start Items

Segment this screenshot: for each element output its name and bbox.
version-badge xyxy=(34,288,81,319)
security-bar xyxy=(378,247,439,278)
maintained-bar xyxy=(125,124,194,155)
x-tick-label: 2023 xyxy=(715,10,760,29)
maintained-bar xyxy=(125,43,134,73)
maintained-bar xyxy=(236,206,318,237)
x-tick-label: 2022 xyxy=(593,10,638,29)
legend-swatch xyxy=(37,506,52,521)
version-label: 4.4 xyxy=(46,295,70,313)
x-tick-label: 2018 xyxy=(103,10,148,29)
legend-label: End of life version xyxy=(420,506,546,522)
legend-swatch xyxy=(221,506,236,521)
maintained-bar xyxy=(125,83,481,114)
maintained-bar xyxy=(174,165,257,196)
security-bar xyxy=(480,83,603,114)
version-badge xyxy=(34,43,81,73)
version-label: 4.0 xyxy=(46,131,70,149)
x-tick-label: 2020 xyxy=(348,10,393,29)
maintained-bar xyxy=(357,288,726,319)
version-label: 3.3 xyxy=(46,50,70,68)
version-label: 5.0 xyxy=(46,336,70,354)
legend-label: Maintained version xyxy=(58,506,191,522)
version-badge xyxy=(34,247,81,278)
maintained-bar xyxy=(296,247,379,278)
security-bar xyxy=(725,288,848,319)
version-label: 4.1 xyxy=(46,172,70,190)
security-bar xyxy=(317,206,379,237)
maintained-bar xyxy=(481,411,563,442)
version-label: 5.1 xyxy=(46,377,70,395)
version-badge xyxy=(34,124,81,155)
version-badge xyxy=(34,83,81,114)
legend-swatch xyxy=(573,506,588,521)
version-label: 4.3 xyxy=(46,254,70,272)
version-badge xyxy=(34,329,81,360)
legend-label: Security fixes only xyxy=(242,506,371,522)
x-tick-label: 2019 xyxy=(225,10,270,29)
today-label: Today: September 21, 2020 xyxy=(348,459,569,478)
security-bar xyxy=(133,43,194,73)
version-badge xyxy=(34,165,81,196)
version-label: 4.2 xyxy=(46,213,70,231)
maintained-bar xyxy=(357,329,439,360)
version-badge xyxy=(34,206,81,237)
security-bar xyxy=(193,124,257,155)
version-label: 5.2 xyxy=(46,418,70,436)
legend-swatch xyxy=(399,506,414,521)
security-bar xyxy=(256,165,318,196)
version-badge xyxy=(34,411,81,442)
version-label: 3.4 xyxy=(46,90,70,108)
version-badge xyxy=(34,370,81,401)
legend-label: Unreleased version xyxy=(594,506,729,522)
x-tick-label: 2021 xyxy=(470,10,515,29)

end Items

→ Written instruction
Render every line of the listing above as a Markdown table with two columns, Row for the line's sequence number and Line for its text. Leave out any blank lines.

→ Full output
| Row | Line |
|---|---|
| 1 | Segment this screenshot: for each element output its name and bbox. |
| 2 | version-badge xyxy=(34,288,81,319) |
| 3 | security-bar xyxy=(378,247,439,278) |
| 4 | maintained-bar xyxy=(125,124,194,155) |
| 5 | x-tick-label: 2023 xyxy=(715,10,760,29) |
| 6 | maintained-bar xyxy=(125,43,134,73) |
| 7 | maintained-bar xyxy=(236,206,318,237) |
| 8 | x-tick-label: 2022 xyxy=(593,10,638,29) |
| 9 | legend-swatch xyxy=(37,506,52,521) |
| 10 | version-label: 4.4 xyxy=(46,295,70,313) |
| 11 | x-tick-label: 2018 xyxy=(103,10,148,29) |
| 12 | legend-label: End of life version xyxy=(420,506,546,522) |
| 13 | legend-swatch xyxy=(221,506,236,521) |
| 14 | maintained-bar xyxy=(125,83,481,114) |
| 15 | maintained-bar xyxy=(174,165,257,196) |
| 16 | security-bar xyxy=(480,83,603,114) |
| 17 | version-badge xyxy=(34,43,81,73) |
| 18 | version-label: 4.0 xyxy=(46,131,70,149) |
| 19 | x-tick-label: 2020 xyxy=(348,10,393,29) |
| 20 | maintained-bar xyxy=(357,288,726,319) |
| 21 | version-label: 3.3 xyxy=(46,50,70,68) |
| 22 | version-label: 5.0 xyxy=(46,336,70,354) |
| 23 | legend-label: Maintained version xyxy=(58,506,191,522) |
| 24 | version-badge xyxy=(34,247,81,278) |
| 25 | maintained-bar xyxy=(296,247,379,278) |
| 26 | security-bar xyxy=(725,288,848,319) |
| 27 | version-label: 4.1 xyxy=(46,172,70,190) |
| 28 | security-bar xyxy=(317,206,379,237) |
| 29 | maintained-bar xyxy=(481,411,563,442) |
| 30 | version-label: 5.1 xyxy=(46,377,70,395) |
| 31 | version-badge xyxy=(34,124,81,155) |
| 32 | version-badge xyxy=(34,83,81,114) |
| 33 | legend-swatch xyxy=(573,506,588,521) |
| 34 | version-label: 4.3 xyxy=(46,254,70,272) |
| 35 | version-badge xyxy=(34,329,81,360) |
| 36 | legend-label: Security fixes only xyxy=(242,506,371,522) |
| 37 | x-tick-label: 2019 xyxy=(225,10,270,29) |
| 38 | today-label: Today: September 21, 2020 xyxy=(348,459,569,478) |
| 39 | security-bar xyxy=(133,43,194,73) |
| 40 | version-badge xyxy=(34,165,81,196) |
| 41 | version-label: 4.2 xyxy=(46,213,70,231) |
| 42 | maintained-bar xyxy=(357,329,439,360) |
| 43 | version-badge xyxy=(34,206,81,237) |
| 44 | security-bar xyxy=(193,124,257,155) |
| 45 | version-label: 5.2 xyxy=(46,418,70,436) |
| 46 | legend-swatch xyxy=(399,506,414,521) |
| 47 | security-bar xyxy=(256,165,318,196) |
| 48 | version-badge xyxy=(34,411,81,442) |
| 49 | version-label: 3.4 xyxy=(46,90,70,108) |
| 50 | version-badge xyxy=(34,370,81,401) |
| 51 | legend-label: Unreleased version xyxy=(594,506,729,522) |
| 52 | x-tick-label: 2021 xyxy=(470,10,515,29) |